[Spatial layout entries]
"""
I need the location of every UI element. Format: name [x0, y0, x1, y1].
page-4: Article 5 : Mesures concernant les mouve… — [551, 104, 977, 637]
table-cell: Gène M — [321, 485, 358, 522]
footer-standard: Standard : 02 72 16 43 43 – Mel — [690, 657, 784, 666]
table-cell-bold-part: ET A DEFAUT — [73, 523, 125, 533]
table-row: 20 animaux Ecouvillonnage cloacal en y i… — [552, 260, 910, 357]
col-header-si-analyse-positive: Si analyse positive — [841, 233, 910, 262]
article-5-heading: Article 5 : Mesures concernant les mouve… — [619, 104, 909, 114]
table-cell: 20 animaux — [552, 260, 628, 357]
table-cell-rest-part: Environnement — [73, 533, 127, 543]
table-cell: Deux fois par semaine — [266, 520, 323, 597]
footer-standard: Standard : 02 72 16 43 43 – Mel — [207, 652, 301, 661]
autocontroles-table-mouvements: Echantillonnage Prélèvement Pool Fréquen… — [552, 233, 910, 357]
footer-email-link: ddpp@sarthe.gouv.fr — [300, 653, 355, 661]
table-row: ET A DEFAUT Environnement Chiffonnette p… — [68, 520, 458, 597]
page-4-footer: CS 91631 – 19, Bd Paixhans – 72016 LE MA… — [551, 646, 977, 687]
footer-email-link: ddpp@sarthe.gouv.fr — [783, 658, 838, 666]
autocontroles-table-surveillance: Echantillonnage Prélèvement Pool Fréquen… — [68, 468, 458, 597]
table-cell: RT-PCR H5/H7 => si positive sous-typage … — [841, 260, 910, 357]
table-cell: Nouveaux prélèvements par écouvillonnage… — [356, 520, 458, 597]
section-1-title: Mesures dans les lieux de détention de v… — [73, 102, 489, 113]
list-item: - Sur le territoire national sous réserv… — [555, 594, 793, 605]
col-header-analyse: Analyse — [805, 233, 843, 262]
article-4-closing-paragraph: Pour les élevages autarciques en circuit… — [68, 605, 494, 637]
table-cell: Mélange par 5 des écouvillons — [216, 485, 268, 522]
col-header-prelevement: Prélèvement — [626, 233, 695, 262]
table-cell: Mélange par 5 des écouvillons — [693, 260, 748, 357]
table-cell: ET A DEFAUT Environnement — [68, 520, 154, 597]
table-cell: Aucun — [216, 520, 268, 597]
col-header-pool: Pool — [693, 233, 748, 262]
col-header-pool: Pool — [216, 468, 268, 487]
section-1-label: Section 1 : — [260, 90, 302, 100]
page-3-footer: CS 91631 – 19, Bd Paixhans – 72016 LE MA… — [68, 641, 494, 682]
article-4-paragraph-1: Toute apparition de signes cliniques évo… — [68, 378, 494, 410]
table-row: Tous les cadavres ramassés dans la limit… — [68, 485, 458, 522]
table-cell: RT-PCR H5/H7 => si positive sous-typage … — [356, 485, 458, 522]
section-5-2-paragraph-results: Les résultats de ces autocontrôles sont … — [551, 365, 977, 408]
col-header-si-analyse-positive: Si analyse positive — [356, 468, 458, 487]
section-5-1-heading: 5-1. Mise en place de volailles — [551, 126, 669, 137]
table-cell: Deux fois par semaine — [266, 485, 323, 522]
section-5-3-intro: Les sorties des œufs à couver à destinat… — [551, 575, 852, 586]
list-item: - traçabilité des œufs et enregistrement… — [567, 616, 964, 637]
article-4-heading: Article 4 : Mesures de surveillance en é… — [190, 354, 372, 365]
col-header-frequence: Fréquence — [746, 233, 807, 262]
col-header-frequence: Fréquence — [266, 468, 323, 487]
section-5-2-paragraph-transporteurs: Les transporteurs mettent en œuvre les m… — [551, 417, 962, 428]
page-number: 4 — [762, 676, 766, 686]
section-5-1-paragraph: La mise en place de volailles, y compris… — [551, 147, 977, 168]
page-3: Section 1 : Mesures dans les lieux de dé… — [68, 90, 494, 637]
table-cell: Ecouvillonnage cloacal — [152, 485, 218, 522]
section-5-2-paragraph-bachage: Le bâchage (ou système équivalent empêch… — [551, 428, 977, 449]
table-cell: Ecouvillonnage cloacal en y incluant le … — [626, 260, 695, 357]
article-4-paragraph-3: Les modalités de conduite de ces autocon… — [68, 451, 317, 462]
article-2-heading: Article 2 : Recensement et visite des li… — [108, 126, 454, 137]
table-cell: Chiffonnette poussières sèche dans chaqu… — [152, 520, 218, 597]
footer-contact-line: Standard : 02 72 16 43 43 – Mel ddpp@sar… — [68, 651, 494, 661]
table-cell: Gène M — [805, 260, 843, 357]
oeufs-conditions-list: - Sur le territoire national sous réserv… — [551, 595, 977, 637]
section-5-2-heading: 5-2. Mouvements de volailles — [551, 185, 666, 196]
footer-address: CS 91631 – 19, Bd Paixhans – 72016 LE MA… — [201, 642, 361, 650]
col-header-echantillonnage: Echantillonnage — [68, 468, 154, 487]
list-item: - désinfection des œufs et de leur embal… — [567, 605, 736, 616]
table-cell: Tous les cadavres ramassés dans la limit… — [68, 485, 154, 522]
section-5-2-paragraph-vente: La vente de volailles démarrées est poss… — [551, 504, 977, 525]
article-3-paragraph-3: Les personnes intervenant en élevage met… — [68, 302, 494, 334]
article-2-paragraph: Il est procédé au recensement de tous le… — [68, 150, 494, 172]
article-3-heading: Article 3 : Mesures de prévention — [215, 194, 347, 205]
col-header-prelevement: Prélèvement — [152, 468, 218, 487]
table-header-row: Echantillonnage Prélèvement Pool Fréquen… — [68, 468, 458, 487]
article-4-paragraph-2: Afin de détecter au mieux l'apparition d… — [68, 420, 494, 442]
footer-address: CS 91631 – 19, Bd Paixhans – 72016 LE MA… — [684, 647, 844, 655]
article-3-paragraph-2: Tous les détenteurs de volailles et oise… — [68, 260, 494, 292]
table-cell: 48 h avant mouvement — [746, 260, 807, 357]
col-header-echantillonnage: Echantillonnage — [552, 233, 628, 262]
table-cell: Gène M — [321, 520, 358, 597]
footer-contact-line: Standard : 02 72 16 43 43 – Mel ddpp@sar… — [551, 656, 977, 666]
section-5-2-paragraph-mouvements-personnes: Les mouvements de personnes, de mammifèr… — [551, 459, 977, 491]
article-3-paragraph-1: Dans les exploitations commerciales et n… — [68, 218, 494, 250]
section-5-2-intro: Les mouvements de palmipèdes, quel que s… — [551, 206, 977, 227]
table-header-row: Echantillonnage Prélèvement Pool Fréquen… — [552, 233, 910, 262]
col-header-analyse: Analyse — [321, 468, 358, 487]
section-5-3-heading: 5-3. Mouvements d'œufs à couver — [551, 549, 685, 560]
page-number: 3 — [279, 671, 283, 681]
"""
# Task details
Copy out all of these lines again, switching "footer-email-link" to "footer-mail-link" wherever it occurs and leaving everything else unchanged.

# Correct output
I need the location of every UI element. Format: name [x0, y0, x1, y1].
page-4: Article 5 : Mesures concernant les mouve… — [551, 104, 977, 637]
table-cell: Gène M — [321, 485, 358, 522]
footer-standard: Standard : 02 72 16 43 43 – Mel — [690, 657, 784, 666]
table-cell-bold-part: ET A DEFAUT — [73, 523, 125, 533]
table-row: 20 animaux Ecouvillonnage cloacal en y i… — [552, 260, 910, 357]
col-header-si-analyse-positive: Si analyse positive — [841, 233, 910, 262]
article-5-heading: Article 5 : Mesures concernant les mouve… — [619, 104, 909, 114]
table-cell: 20 animaux — [552, 260, 628, 357]
table-cell-rest-part: Environnement — [73, 533, 127, 543]
table-cell: Deux fois par semaine — [266, 520, 323, 597]
footer-standard: Standard : 02 72 16 43 43 – Mel — [207, 652, 301, 661]
autocontroles-table-mouvements: Echantillonnage Prélèvement Pool Fréquen… — [552, 233, 910, 357]
footer-mail-link: ddpp@sarthe.gouv.fr — [300, 653, 355, 661]
table-row: ET A DEFAUT Environnement Chiffonnette p… — [68, 520, 458, 597]
page-4-footer: CS 91631 – 19, Bd Paixhans – 72016 LE MA… — [551, 646, 977, 687]
footer-mail-link: ddpp@sarthe.gouv.fr — [783, 658, 838, 666]
autocontroles-table-surveillance: Echantillonnage Prélèvement Pool Fréquen… — [68, 468, 458, 597]
table-cell: RT-PCR H5/H7 => si positive sous-typage … — [841, 260, 910, 357]
table-cell: Nouveaux prélèvements par écouvillonnage… — [356, 520, 458, 597]
section-1-title: Mesures dans les lieux de détention de v… — [73, 102, 489, 113]
list-item: - Sur le territoire national sous réserv… — [555, 594, 793, 605]
col-header-analyse: Analyse — [805, 233, 843, 262]
article-4-closing-paragraph: Pour les élevages autarciques en circuit… — [68, 605, 494, 637]
table-cell: Mélange par 5 des écouvillons — [216, 485, 268, 522]
col-header-prelevement: Prélèvement — [626, 233, 695, 262]
table-cell: Mélange par 5 des écouvillons — [693, 260, 748, 357]
table-cell: ET A DEFAUT Environnement — [68, 520, 154, 597]
table-cell: Aucun — [216, 520, 268, 597]
col-header-pool: Pool — [693, 233, 748, 262]
col-header-pool: Pool — [216, 468, 268, 487]
section-1-label: Section 1 : — [260, 90, 302, 100]
page-3-footer: CS 91631 – 19, Bd Paixhans – 72016 LE MA… — [68, 641, 494, 682]
article-4-paragraph-1: Toute apparition de signes cliniques évo… — [68, 378, 494, 410]
table-row: Tous les cadavres ramassés dans la limit… — [68, 485, 458, 522]
table-cell: RT-PCR H5/H7 => si positive sous-typage … — [356, 485, 458, 522]
section-5-2-paragraph-results: Les résultats de ces autocontrôles sont … — [551, 365, 977, 408]
col-header-si-analyse-positive: Si analyse positive — [356, 468, 458, 487]
section-5-1-heading: 5-1. Mise en place de volailles — [551, 126, 669, 137]
table-cell: Deux fois par semaine — [266, 485, 323, 522]
section-5-3-intro: Les sorties des œufs à couver à destinat… — [551, 575, 852, 586]
list-item: - traçabilité des œufs et enregistrement… — [567, 616, 964, 637]
article-4-heading: Article 4 : Mesures de surveillance en é… — [190, 354, 372, 365]
col-header-frequence: Fréquence — [746, 233, 807, 262]
col-header-frequence: Fréquence — [266, 468, 323, 487]
section-5-2-paragraph-transporteurs: Les transporteurs mettent en œuvre les m… — [551, 417, 962, 428]
page-number: 4 — [762, 676, 766, 686]
section-5-1-paragraph: La mise en place de volailles, y compris… — [551, 147, 977, 168]
page-3: Section 1 : Mesures dans les lieux de dé… — [68, 90, 494, 637]
table-cell: Ecouvillonnage cloacal — [152, 485, 218, 522]
section-5-2-paragraph-bachage: Le bâchage (ou système équivalent empêch… — [551, 428, 977, 449]
table-cell: Ecouvillonnage cloacal en y incluant le … — [626, 260, 695, 357]
article-4-paragraph-3: Les modalités de conduite de ces autocon… — [68, 451, 317, 462]
article-2-heading: Article 2 : Recensement et visite des li… — [108, 126, 454, 137]
table-cell: Chiffonnette poussières sèche dans chaqu… — [152, 520, 218, 597]
footer-contact-line: Standard : 02 72 16 43 43 – Mel ddpp@sar… — [68, 651, 494, 661]
table-cell: Gène M — [805, 260, 843, 357]
oeufs-conditions-list: - Sur le territoire national sous réserv… — [551, 595, 977, 637]
section-5-2-heading: 5-2. Mouvements de volailles — [551, 185, 666, 196]
footer-address: CS 91631 – 19, Bd Paixhans – 72016 LE MA… — [201, 642, 361, 650]
col-header-echantillonnage: Echantillonnage — [68, 468, 154, 487]
list-item: - désinfection des œufs et de leur embal… — [567, 605, 736, 616]
table-cell: Tous les cadavres ramassés dans la limit… — [68, 485, 154, 522]
section-5-2-paragraph-vente: La vente de volailles démarrées est poss… — [551, 504, 977, 525]
article-3-paragraph-3: Les personnes intervenant en élevage met… — [68, 302, 494, 334]
article-2-paragraph: Il est procédé au recensement de tous le… — [68, 150, 494, 172]
article-3-heading: Article 3 : Mesures de prévention — [215, 194, 347, 205]
col-header-prelevement: Prélèvement — [152, 468, 218, 487]
table-header-row: Echantillonnage Prélèvement Pool Fréquen… — [68, 468, 458, 487]
article-4-paragraph-2: Afin de détecter au mieux l'apparition d… — [68, 420, 494, 442]
footer-address: CS 91631 – 19, Bd Paixhans – 72016 LE MA… — [684, 647, 844, 655]
article-3-paragraph-2: Tous les détenteurs de volailles et oise… — [68, 260, 494, 292]
table-cell: 48 h avant mouvement — [746, 260, 807, 357]
col-header-echantillonnage: Echantillonnage — [552, 233, 628, 262]
table-cell: Gène M — [321, 520, 358, 597]
footer-contact-line: Standard : 02 72 16 43 43 – Mel ddpp@sar… — [551, 656, 977, 666]
section-5-2-paragraph-mouvements-personnes: Les mouvements de personnes, de mammifèr… — [551, 459, 977, 491]
article-3-paragraph-1: Dans les exploitations commerciales et n… — [68, 218, 494, 250]
section-5-2-intro: Les mouvements de palmipèdes, quel que s… — [551, 206, 977, 227]
table-header-row: Echantillonnage Prélèvement Pool Fréquen… — [552, 233, 910, 262]
col-header-analyse: Analyse — [321, 468, 358, 487]
section-5-3-heading: 5-3. Mouvements d'œufs à couver — [551, 549, 685, 560]
page-number: 3 — [279, 671, 283, 681]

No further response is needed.